___ EXERCISE MATERIAL

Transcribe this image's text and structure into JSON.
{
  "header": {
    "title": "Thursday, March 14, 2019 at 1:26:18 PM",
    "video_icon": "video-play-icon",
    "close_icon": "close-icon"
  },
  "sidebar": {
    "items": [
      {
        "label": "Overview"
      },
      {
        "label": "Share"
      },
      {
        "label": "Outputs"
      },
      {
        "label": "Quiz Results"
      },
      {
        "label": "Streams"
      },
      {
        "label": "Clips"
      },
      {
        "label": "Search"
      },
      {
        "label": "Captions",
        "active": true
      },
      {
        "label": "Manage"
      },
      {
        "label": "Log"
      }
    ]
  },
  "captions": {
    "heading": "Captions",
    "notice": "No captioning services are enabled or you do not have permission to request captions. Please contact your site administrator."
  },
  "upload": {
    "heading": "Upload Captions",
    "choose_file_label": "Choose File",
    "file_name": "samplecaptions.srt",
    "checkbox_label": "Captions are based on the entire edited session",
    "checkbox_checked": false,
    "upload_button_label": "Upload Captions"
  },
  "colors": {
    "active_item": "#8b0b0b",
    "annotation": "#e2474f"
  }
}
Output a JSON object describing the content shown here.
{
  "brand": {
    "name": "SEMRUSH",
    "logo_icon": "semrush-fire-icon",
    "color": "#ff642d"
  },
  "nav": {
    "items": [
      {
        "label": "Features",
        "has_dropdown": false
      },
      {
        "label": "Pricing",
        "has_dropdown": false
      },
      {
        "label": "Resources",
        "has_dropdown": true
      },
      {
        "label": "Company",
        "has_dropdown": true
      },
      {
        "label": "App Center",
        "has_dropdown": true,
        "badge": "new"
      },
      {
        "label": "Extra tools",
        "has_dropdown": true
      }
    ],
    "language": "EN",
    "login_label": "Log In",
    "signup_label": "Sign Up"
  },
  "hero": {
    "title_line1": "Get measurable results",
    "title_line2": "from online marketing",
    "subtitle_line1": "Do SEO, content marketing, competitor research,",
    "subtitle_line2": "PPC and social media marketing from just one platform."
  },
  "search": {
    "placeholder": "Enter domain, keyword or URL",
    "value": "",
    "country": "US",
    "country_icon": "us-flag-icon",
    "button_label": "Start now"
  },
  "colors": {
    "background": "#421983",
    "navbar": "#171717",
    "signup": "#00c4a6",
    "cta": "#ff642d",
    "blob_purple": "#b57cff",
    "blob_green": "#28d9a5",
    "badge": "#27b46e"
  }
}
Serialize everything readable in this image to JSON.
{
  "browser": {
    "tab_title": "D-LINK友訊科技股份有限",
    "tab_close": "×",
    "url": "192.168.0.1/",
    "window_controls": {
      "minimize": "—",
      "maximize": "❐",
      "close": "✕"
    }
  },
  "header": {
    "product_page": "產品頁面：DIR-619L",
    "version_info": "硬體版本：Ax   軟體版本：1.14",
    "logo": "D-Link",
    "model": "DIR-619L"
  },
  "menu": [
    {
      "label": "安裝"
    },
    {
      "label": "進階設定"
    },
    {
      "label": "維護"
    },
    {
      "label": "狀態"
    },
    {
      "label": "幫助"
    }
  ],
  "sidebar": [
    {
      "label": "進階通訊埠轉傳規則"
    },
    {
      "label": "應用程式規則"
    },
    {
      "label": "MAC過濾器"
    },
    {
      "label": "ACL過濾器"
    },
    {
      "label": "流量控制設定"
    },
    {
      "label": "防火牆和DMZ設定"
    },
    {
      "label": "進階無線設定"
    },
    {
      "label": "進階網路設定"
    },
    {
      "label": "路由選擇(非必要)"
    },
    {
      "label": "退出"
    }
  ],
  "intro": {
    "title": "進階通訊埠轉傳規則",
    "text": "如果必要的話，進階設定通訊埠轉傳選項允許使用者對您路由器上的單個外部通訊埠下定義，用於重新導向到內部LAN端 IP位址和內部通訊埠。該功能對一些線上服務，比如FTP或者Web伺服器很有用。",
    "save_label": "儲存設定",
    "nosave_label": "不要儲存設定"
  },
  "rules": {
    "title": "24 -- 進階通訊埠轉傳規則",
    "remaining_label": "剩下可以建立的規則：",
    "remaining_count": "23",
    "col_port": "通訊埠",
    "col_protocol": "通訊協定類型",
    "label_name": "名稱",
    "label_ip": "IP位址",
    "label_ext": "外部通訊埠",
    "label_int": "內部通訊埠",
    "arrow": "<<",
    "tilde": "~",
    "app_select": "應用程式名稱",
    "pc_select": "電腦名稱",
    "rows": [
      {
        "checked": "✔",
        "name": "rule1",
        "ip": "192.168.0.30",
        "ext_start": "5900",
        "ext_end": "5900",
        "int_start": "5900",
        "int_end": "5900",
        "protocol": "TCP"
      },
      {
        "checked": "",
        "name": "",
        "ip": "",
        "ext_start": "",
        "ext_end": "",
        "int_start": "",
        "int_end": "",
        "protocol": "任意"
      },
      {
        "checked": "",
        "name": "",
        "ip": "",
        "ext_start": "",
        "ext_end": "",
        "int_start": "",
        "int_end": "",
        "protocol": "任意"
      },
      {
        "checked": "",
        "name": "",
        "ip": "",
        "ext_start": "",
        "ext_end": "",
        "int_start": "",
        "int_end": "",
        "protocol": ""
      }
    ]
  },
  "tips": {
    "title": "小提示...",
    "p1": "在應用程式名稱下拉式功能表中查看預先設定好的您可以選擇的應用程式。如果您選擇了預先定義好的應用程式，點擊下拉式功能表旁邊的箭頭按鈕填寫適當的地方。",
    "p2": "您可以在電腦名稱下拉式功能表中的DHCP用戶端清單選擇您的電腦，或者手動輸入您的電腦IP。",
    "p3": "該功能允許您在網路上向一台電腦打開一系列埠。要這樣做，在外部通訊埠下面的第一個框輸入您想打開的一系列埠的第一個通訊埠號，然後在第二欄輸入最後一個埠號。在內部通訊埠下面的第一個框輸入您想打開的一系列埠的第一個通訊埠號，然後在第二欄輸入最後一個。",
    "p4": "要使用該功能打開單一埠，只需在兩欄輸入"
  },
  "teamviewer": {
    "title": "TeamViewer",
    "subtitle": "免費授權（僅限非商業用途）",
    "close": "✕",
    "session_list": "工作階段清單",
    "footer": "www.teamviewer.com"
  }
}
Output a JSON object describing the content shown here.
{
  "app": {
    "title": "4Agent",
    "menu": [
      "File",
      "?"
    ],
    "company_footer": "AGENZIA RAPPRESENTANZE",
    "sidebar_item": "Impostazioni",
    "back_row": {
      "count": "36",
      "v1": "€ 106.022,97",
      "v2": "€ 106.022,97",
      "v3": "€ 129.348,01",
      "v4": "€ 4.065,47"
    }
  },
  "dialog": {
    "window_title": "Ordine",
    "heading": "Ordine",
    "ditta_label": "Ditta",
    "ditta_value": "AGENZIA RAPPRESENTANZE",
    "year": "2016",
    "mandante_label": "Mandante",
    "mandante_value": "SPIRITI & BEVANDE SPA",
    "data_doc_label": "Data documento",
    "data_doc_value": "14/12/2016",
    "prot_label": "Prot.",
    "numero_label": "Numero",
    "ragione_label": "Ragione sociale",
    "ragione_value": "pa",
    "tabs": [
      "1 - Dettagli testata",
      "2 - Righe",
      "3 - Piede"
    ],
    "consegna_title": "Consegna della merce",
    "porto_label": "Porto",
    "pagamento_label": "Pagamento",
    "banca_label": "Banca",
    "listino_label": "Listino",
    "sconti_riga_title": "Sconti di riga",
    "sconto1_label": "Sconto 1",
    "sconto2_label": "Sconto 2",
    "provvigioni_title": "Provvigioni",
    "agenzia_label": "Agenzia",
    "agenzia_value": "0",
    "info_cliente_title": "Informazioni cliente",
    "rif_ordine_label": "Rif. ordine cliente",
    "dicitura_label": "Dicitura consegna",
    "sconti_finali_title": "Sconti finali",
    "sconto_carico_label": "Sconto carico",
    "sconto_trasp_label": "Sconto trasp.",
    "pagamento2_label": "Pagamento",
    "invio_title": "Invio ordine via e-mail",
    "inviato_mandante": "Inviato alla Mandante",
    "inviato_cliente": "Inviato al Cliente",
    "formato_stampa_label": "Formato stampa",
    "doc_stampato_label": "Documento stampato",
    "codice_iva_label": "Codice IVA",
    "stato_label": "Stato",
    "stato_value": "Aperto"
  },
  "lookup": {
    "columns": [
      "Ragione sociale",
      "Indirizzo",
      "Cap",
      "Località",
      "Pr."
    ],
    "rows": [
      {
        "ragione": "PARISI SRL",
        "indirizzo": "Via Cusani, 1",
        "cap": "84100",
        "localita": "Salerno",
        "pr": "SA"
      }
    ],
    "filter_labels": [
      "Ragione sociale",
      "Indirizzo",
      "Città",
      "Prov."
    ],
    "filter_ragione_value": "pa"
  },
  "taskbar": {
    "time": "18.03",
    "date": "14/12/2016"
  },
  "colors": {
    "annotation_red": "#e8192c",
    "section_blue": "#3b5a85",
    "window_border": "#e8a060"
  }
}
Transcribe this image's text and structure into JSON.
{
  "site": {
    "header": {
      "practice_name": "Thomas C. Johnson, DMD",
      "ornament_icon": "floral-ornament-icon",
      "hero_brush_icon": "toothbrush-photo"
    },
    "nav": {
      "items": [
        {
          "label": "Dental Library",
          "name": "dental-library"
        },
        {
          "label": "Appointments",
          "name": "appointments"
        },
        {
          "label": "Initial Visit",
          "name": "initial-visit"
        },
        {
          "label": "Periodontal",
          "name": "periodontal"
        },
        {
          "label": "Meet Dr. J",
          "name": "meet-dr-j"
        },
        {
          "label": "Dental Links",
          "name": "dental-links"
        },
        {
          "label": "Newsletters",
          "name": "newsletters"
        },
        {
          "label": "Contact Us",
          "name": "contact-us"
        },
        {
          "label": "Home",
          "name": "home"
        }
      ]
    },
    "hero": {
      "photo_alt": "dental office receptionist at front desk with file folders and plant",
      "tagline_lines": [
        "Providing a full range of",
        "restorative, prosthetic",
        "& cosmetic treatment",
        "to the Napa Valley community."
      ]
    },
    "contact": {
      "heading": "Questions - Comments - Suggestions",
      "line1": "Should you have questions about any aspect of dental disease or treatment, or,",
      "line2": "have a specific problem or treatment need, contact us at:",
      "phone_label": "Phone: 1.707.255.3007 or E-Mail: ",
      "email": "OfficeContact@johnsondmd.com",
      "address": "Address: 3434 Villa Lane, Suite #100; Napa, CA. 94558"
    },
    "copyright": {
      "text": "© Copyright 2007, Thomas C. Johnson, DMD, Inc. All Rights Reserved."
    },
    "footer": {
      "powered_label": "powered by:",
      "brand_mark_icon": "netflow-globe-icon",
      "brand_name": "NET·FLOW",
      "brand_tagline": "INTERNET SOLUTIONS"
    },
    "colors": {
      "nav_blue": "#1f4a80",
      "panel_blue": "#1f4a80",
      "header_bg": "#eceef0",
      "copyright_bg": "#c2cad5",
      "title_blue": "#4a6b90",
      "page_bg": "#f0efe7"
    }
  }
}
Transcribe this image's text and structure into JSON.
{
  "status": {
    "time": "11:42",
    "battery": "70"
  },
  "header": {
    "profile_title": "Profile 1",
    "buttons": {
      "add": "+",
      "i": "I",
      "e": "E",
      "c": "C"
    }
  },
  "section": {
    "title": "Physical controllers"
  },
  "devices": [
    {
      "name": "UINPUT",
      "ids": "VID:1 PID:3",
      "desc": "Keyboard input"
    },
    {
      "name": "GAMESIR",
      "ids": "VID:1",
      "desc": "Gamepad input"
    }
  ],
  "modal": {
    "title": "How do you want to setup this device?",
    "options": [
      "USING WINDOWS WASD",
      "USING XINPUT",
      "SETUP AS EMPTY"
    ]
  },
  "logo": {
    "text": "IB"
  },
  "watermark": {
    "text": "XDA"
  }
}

______

→ **STATED EXERCISE**: In the listing above, how many lines include the word "from"? Answer with the number and nothing more.

→ **OUTPUT BELOW**: 2